# Given problem
Beginning at the line with "What's the underlying", output each line to the end of the listing below exactly, please.

# Record extracts
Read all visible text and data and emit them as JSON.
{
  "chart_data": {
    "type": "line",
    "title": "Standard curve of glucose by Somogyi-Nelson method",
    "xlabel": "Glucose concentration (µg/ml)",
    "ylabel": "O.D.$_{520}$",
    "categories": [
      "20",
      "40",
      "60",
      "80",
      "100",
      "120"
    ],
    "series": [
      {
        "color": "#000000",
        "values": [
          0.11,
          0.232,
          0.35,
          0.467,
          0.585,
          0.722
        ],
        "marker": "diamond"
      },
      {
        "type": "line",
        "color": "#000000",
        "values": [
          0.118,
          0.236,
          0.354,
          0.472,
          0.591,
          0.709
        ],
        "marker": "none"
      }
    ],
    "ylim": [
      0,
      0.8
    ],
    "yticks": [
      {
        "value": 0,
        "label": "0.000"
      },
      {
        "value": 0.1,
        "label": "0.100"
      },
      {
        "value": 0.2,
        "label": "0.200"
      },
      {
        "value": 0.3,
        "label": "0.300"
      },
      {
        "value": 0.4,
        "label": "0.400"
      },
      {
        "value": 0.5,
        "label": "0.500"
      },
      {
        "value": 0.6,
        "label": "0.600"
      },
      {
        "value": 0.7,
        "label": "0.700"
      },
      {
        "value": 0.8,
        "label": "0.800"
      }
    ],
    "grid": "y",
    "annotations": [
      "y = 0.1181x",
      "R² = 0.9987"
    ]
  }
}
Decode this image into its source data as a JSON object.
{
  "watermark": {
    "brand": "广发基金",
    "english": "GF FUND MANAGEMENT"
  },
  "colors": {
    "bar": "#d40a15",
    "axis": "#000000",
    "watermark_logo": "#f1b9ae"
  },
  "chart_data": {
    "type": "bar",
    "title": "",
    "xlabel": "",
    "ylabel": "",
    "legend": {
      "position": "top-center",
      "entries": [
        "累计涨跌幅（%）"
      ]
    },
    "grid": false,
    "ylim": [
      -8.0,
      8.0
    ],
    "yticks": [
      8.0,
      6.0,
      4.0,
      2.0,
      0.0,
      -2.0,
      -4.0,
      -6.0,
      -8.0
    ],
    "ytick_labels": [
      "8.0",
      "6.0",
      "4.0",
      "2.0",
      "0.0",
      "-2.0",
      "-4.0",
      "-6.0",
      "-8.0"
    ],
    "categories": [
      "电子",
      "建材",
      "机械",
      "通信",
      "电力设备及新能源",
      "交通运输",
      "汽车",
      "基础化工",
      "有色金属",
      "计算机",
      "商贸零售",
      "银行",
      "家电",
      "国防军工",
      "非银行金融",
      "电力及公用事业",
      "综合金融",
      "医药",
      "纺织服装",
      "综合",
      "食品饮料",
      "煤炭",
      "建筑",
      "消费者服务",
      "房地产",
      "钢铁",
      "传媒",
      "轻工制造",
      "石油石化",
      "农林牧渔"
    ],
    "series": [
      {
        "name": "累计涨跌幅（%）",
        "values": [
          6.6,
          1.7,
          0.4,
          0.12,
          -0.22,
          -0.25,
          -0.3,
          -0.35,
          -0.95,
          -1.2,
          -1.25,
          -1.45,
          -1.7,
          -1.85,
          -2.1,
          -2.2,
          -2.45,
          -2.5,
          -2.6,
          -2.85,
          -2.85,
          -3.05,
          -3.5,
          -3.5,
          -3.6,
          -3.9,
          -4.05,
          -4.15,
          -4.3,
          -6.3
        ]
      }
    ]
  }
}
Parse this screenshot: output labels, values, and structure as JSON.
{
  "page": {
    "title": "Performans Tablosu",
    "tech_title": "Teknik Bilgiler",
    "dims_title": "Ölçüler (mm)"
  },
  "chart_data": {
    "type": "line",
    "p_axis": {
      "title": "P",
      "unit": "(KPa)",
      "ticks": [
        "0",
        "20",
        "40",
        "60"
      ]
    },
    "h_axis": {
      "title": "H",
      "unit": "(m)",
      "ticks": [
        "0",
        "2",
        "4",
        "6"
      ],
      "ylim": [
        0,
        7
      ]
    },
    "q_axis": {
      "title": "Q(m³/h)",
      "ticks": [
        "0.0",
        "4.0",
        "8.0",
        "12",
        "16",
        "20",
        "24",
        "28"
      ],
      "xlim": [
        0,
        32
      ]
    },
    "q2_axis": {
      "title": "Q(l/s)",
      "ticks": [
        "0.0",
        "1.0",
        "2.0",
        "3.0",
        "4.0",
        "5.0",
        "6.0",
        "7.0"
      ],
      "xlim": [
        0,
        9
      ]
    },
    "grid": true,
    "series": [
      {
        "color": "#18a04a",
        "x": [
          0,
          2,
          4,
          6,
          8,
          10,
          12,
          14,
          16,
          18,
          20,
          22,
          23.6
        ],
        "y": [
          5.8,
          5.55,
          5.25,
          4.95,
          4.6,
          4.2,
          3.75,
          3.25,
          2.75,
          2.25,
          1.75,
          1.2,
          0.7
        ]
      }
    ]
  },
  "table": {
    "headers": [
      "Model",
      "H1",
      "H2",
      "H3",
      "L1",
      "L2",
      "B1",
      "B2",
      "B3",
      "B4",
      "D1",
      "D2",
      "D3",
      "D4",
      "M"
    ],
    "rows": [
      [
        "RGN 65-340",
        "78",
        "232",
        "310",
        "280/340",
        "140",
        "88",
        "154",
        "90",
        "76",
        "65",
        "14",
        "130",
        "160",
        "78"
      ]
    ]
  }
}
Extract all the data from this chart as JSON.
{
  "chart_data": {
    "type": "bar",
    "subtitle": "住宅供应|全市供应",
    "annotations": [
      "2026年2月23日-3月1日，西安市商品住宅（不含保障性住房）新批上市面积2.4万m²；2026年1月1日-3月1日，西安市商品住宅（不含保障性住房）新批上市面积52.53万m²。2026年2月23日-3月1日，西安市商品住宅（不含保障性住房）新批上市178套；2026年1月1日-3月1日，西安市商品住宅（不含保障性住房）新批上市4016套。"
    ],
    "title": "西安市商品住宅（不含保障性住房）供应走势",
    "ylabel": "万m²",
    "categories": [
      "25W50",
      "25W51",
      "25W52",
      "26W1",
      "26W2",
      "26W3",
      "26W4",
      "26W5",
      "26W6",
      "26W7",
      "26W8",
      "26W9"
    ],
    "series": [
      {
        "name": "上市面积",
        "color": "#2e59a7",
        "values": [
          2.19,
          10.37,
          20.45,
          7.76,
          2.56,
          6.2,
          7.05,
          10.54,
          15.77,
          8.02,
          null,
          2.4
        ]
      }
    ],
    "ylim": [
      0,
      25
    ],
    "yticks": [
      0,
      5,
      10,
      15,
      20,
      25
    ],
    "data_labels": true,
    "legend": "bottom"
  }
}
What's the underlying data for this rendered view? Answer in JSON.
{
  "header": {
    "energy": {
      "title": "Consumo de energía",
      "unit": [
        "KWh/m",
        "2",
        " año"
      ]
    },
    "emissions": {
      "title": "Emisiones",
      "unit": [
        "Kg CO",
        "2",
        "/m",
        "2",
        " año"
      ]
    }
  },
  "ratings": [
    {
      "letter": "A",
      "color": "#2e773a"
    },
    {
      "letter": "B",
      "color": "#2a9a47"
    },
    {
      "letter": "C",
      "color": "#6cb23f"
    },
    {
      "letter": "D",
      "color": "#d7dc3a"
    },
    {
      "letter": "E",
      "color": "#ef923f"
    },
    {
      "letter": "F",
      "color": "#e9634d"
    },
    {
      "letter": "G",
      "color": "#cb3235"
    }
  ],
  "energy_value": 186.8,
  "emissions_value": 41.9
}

# Solution for this problem
What's the underlying data for this rendered view? Answer in JSON.
{
  "header": {
    "energy": {
      "title": "Consumo de energía",
      "unit": [
        "KWh/m",
        "2",
        " año"
      ]
    },
    "emissions": {
      "title": "Emisiones",
      "unit": [
        "Kg CO",
        "2",
        "/m",
        "2",
        " año"
      ]
    }
  },
  "ratings": [
    {
      "letter": "A",
      "color": "#2e773a"
    },
    {
      "letter": "B",
      "color": "#2a9a47"
    },
    {
      "letter": "C",
      "color": "#6cb23f"
    },
    {
      "letter": "D",
      "color": "#d7dc3a"
    },
    {
      "letter": "E",
      "color": "#ef923f"
    },
    {
      "letter": "F",
      "color": "#e9634d"
    },
    {
      "letter": "G",
      "color": "#cb3235"
    }
  ],
  "energy_value": 186.8,
  "emissions_value": 41.9
}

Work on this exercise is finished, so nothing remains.